— Supplied text —
* START *

Guns, crime, and freedom

“The other thing we did,” says LaPierre, “is to put out a book. When I wrote Guns, Crime and Freedom in 1994, that was seen as another way to bypass the major media.”

Initially, the only major bookstore chain that would even touch our book was Crown. So we went to some independent bookstores with the publisher, Regnery – and Regnery was great on this – and said, “Look, Wayne will come out there to do a book signing. Will you take several hundred copies of his book if he comes out?” And we went to Nickelby’s in Columbus, Ohio; then to the Tattered Cover in Denver. Well, suddenly, there were 600 people lined up in the streets of Denver to buy that book, 400 at Nickelby’s. Then we got Barnes & Noble to do it in a couple of their mall stores, and you would have 400 or 500 people lined up all the way down the mall. Well, you don’t have to do that too many times before you’ve got Books-a-Million, Walden, all of them on the phone saying “Give me that gun book!” Because ultimately those stores were making their entire month’s rent on one night – by selling that book. And it got on the New York Times best-seller list without a single national TV interview. Once again, we bypassed the filter of the major media, going straight to the people.

“How did those hundreds of people in line learn you were going to be there?” we asked. LaPierre responded,

They learned through publicity generated by press releases from our people and from our consultants, Craig Shirley and Diana Banister. And we let our members in each area know through our magazines and special mailings to them.

Mobilizing the Second Amendment militia

Ten years ago the membership of the NRA was about 2.4 million. Under Wayne LaPierre’s aggressive leadership it has grown to more than 4 million [Note: 6 million by 2018]. Ask him how they did it, and you get a typical LaPierre response:

I think the NRA proves that if you plant your flag and fight on principle, people will follow you. You don’t have to “go along.” You don’t have to compromise. We knew where the American public was – they were with us! – so we used every communication technique out there to reach the public. When we could get the mainstream media, we did it; when we could use alternative media, we did it; when we had to bypass the mass media, we did it.

Of course, there’s nothing like a good enemy to energize your troops, and President Clinton was perfect for that position. Rush Limbaugh, in an extensive interview with Wayne LaPierre in July 2002 (reprinted in LaPierre’s new book, Guns, Freedom, and Terrorism), asked:

I spoke to you soon after the so-called “Million Mom March” in the spring of 2000. At that time you said that you had gained over a million members in the previous 12 months, and you were the fastest growing association in the country at that time. Now we’ve got a Republican in the White House, and with that I think the threat to the Second Amendment is perceived, anyway, to be lessened. Has your membership growth kept up or has it slowed down a bit now with a Republican in power?

* END *

— Work to complete —
a) Update the LaPierre piece starting at "They learned through" and ending at "mailings to them.", swapping "press releases" for "news releases".
b) According to the LaPierre piece, about how many members did the NRA have ten years before it was written?
c) Name every bookstore or bookstore chain mentioned in the LaPierre piece.
The rows that come next have nothing to do with this work.

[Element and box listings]

* START *

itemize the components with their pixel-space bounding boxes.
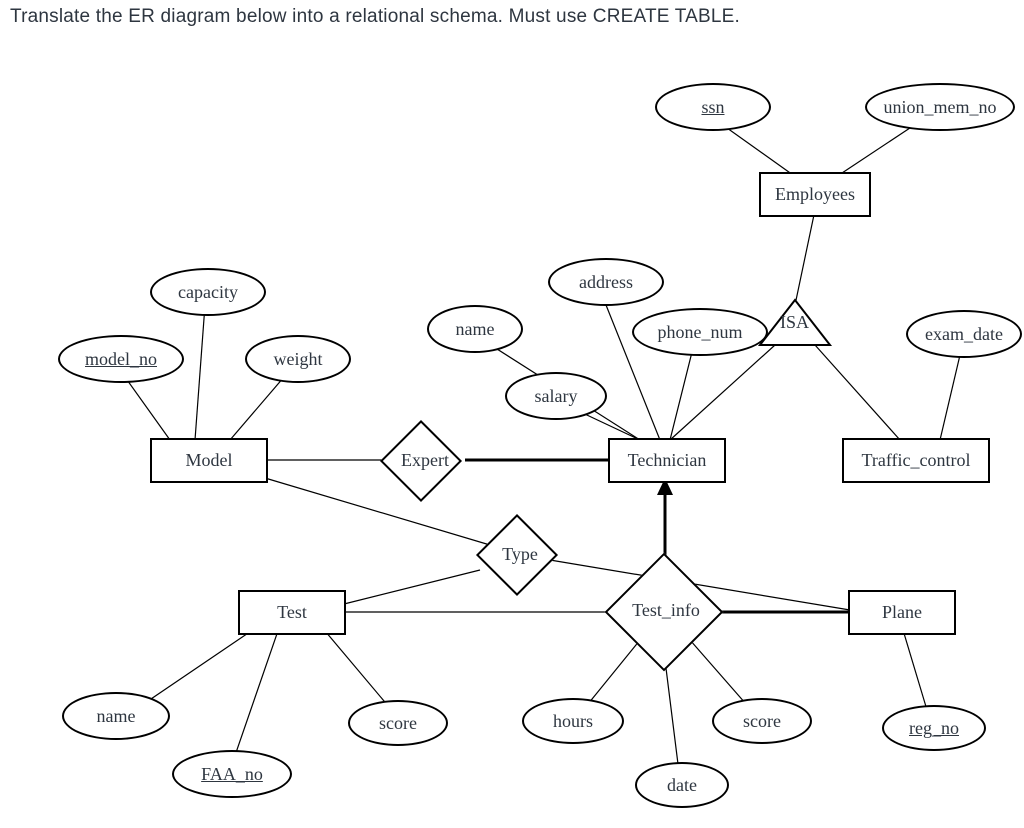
entity-employees: Employees <box>759 172 871 217</box>
attr-score-test: score <box>348 700 448 746</box>
attr-capacity: capacity <box>150 268 266 316</box>
isa-label: ISA <box>780 312 809 333</box>
attr-name-test: name <box>62 692 170 740</box>
attr-score-ti: score <box>712 698 812 744</box>
attr-weight: weight <box>245 335 351 383</box>
attr-salary: salary <box>505 372 607 420</box>
attr-model-no: model_no <box>58 335 184 383</box>
entity-traffic-control: Traffic_control <box>842 438 990 483</box>
entity-technician: Technician <box>608 438 726 483</box>
rel-expert-label: Expert <box>395 450 455 471</box>
attr-address: address <box>548 258 664 306</box>
rel-type-label: Type <box>492 544 548 565</box>
attr-hours: hours <box>522 698 624 744</box>
attr-name-tech: name <box>427 305 523 353</box>
attr-exam-date: exam_date <box>906 310 1022 358</box>
er-diagram-canvas: ssn union_mem_no capacity model_no weigh… <box>0 0 1024 828</box>
attr-union-mem-no: union_mem_no <box>865 83 1015 131</box>
rel-test-info-label: Test_info <box>628 600 704 621</box>
attr-faa-no: FAA_no <box>172 750 292 798</box>
attr-date: date <box>635 762 729 808</box>
entity-plane: Plane <box>848 590 956 635</box>
attr-ssn: ssn <box>655 83 771 131</box>
entity-test: Test <box>238 590 346 635</box>
attr-reg-no: reg_no <box>882 705 986 751</box>
entity-model: Model <box>150 438 268 483</box>
attr-phone-num: phone_num <box>632 308 768 356</box>
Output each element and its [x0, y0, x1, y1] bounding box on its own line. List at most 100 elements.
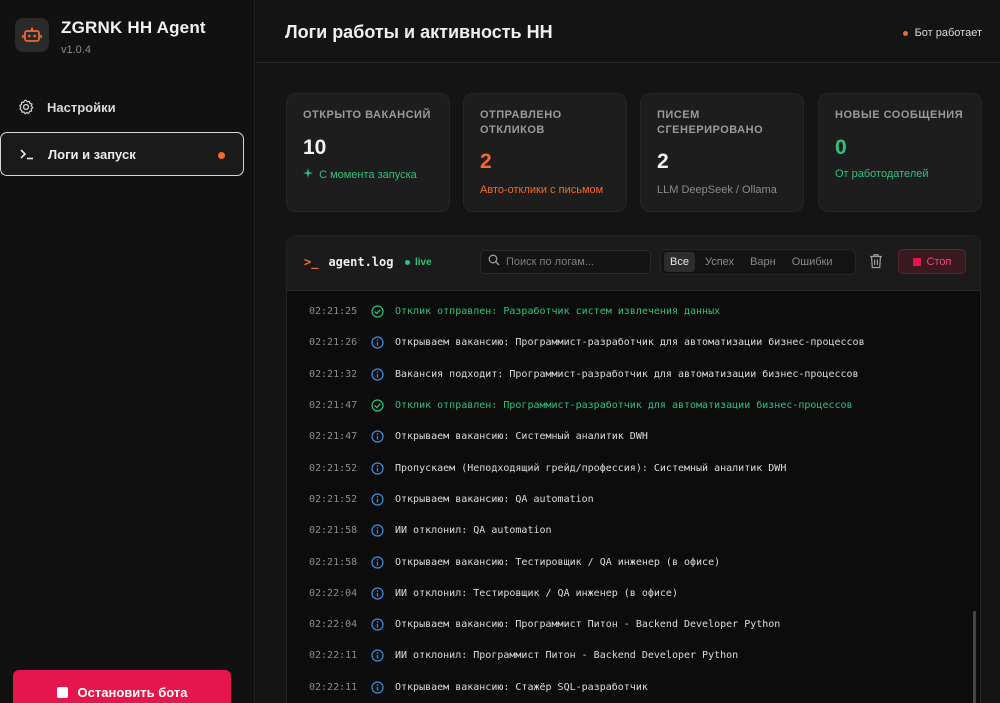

* END *

— Solutions for each task —
a)
They learned through publicity generated by news releases from our people and from our consultants, Craig Shirley and Diana Banister. And we let our members in each area know through our magazines and special mailings to them.

b) About 2.4 million.

c) Crown, Nickelby's, the Tattered Cover, Barnes & Noble, Books-a-Million, Walden